**EXERCISE DIRECTIONS**
Reproduce the following material exactly, including every line.

:: DATASET EXCERPTS

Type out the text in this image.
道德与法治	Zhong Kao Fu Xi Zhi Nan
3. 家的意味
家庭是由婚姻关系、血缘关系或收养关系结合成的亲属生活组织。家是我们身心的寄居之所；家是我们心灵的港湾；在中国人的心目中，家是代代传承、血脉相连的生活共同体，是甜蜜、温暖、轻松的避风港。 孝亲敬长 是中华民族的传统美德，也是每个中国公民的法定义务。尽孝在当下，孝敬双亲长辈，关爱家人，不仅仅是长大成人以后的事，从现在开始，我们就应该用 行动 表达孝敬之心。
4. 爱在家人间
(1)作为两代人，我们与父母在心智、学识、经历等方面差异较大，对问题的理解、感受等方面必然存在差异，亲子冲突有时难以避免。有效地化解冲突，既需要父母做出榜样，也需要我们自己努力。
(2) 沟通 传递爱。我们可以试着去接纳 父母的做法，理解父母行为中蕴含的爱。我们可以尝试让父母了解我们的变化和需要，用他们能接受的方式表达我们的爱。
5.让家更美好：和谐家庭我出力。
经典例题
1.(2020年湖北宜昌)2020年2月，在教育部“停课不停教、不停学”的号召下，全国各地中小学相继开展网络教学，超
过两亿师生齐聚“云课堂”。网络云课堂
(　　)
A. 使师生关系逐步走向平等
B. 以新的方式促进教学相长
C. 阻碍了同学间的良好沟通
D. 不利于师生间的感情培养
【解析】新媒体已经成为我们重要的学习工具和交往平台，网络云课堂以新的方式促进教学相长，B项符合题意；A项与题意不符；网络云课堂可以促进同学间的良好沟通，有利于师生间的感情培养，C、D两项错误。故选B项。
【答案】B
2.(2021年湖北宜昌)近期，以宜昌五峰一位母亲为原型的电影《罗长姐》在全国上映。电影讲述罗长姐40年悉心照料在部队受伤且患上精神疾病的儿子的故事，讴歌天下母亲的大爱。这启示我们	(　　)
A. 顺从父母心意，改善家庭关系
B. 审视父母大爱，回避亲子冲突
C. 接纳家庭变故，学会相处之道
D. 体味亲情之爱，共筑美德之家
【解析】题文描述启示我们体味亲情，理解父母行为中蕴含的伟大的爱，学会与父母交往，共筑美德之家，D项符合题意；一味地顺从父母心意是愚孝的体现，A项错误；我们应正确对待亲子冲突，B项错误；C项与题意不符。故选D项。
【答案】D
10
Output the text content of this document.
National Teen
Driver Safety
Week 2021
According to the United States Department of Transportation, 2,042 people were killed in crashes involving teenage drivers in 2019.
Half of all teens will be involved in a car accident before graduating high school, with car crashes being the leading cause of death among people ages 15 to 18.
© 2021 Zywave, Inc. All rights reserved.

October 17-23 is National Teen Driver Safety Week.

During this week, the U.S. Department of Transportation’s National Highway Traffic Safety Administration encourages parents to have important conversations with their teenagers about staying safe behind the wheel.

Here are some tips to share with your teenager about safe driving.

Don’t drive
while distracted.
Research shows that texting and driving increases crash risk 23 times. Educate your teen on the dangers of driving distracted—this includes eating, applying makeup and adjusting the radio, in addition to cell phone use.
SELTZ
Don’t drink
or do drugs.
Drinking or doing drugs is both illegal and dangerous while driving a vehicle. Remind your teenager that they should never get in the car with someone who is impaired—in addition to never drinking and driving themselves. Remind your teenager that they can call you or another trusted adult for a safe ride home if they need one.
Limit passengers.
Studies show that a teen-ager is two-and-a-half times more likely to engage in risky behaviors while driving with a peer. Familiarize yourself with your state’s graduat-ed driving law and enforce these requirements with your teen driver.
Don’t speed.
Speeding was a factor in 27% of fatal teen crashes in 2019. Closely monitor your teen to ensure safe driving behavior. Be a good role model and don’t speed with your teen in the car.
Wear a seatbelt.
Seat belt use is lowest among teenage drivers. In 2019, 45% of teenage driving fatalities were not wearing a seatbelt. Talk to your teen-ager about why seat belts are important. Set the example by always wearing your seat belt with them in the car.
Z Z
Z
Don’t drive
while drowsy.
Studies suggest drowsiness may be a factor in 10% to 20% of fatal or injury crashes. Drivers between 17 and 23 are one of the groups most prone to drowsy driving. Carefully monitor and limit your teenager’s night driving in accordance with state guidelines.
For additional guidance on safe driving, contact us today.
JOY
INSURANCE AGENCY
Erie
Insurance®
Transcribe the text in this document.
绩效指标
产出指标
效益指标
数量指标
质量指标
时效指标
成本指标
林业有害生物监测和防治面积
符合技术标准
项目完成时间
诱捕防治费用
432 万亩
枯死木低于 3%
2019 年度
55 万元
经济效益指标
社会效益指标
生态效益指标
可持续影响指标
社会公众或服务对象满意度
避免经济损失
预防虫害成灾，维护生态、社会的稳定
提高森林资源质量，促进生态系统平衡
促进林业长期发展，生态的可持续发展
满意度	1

::::

**FINISHED ANSWER**
Type out the text in this image.
道德与法治	Zhong Kao Fu Xi Zhi Nan
3. 家的意味
家庭是由婚姻关系、血缘关系或收养关系结合成的亲属生活组织。家是我们身心的寄居之所；家是我们心灵的港湾；在中国人的心目中，家是代代传承、血脉相连的生活共同体，是甜蜜、温暖、轻松的避风港。 孝亲敬长 是中华民族的传统美德，也是每个中国公民的法定义务。尽孝在当下，孝敬双亲长辈，关爱家人，不仅仅是长大成人以后的事，从现在开始，我们就应该用 行动 表达孝敬之心。
4. 爱在家人间
(1)作为两代人，我们与父母在心智、学识、经历等方面差异较大，对问题的理解、感受等方面必然存在差异，亲子冲突有时难以避免。有效地化解冲突，既需要父母做出榜样，也需要我们自己努力。
(2) 沟通 传递爱。我们可以试着去接纳 父母的做法，理解父母行为中蕴含的爱。我们可以尝试让父母了解我们的变化和需要，用他们能接受的方式表达我们的爱。
5.让家更美好：和谐家庭我出力。
经典例题
1.(2020年湖北宜昌)2020年2月，在教育部“停课不停教、不停学”的号召下，全国各地中小学相继开展网络教学，超
过两亿师生齐聚“云课堂”。网络云课堂
(　　)
A. 使师生关系逐步走向平等
B. 以新的方式促进教学相长
C. 阻碍了同学间的良好沟通
D. 不利于师生间的感情培养
【解析】新媒体已经成为我们重要的学习工具和交往平台，网络云课堂以新的方式促进教学相长，B项符合题意；A项与题意不符；网络云课堂可以促进同学间的良好沟通，有利于师生间的感情培养，C、D两项错误。故选B项。
【答案】B
2.(2021年湖北宜昌)近期，以宜昌五峰一位母亲为原型的电影《罗长姐》在全国上映。电影讲述罗长姐40年悉心照料在部队受伤且患上精神疾病的儿子的故事，讴歌天下母亲的大爱。这启示我们	(　　)
A. 顺从父母心意，改善家庭关系
B. 审视父母大爱，回避亲子冲突
C. 接纳家庭变故，学会相处之道
D. 体味亲情之爱，共筑美德之家
【解析】题文描述启示我们体味亲情，理解父母行为中蕴含的伟大的爱，学会与父母交往，共筑美德之家，D项符合题意；一味地顺从父母心意是愚孝的体现，A项错误；我们应正确对待亲子冲突，B项错误；C项与题意不符。故选D项。
【答案】D
10
Output the text content of this document.
National Teen
Driver Safety
Week 2021
According to the United States Department of Transportation, 2,042 people were killed in crashes involving teenage drivers in 2019.
Half of all teens will be involved in a car accident before graduating high school, with car crashes being the leading cause of death among people ages 15 to 18.
© 2021 Zywave, Inc. All rights reserved.

October 17-23 is National Teen Driver Safety Week.

During this week, the U.S. Department of Transportation’s National Highway Traffic Safety Administration encourages parents to have important conversations with their teenagers about staying safe behind the wheel.

Here are some tips to share with your teenager about safe driving.

Don’t drive
while distracted.
Research shows that texting and driving increases crash risk 23 times. Educate your teen on the dangers of driving distracted—this includes eating, applying makeup and adjusting the radio, in addition to cell phone use.
SELTZ
Don’t drink
or do drugs.
Drinking or doing drugs is both illegal and dangerous while driving a vehicle. Remind your teenager that they should never get in the car with someone who is impaired—in addition to never drinking and driving themselves. Remind your teenager that they can call you or another trusted adult for a safe ride home if they need one.
Limit passengers.
Studies show that a teen-ager is two-and-a-half times more likely to engage in risky behaviors while driving with a peer. Familiarize yourself with your state’s graduat-ed driving law and enforce these requirements with your teen driver.
Don’t speed.
Speeding was a factor in 27% of fatal teen crashes in 2019. Closely monitor your teen to ensure safe driving behavior. Be a good role model and don’t speed with your teen in the car.
Wear a seatbelt.
Seat belt use is lowest among teenage drivers. In 2019, 45% of teenage driving fatalities were not wearing a seatbelt. Talk to your teen-ager about why seat belts are important. Set the example by always wearing your seat belt with them in the car.
Z Z
Z
Don’t drive
while drowsy.
Studies suggest drowsiness may be a factor in 10% to 20% of fatal or injury crashes. Drivers between 17 and 23 are one of the groups most prone to drowsy driving. Carefully monitor and limit your teenager’s night driving in accordance with state guidelines.
For additional guidance on safe driving, contact us today.
JOY
INSURANCE AGENCY
Erie
Insurance®
Transcribe the text in this document.
绩效指标
产出指标
效益指标
数量指标
质量指标
时效指标
成本指标
林业有害生物监测和防治面积
符合技术标准
项目完成时间
诱捕防治费用
432 万亩
枯死木低于 3%
2019 年度
55 万元
经济效益指标
社会效益指标
生态效益指标
可持续影响指标
社会公众或服务对象满意度
避免经济损失
预防虫害成灾，维护生态、社会的稳定
提高森林资源质量，促进生态系统平衡
促进林业长期发展，生态的可持续发展
满意度	1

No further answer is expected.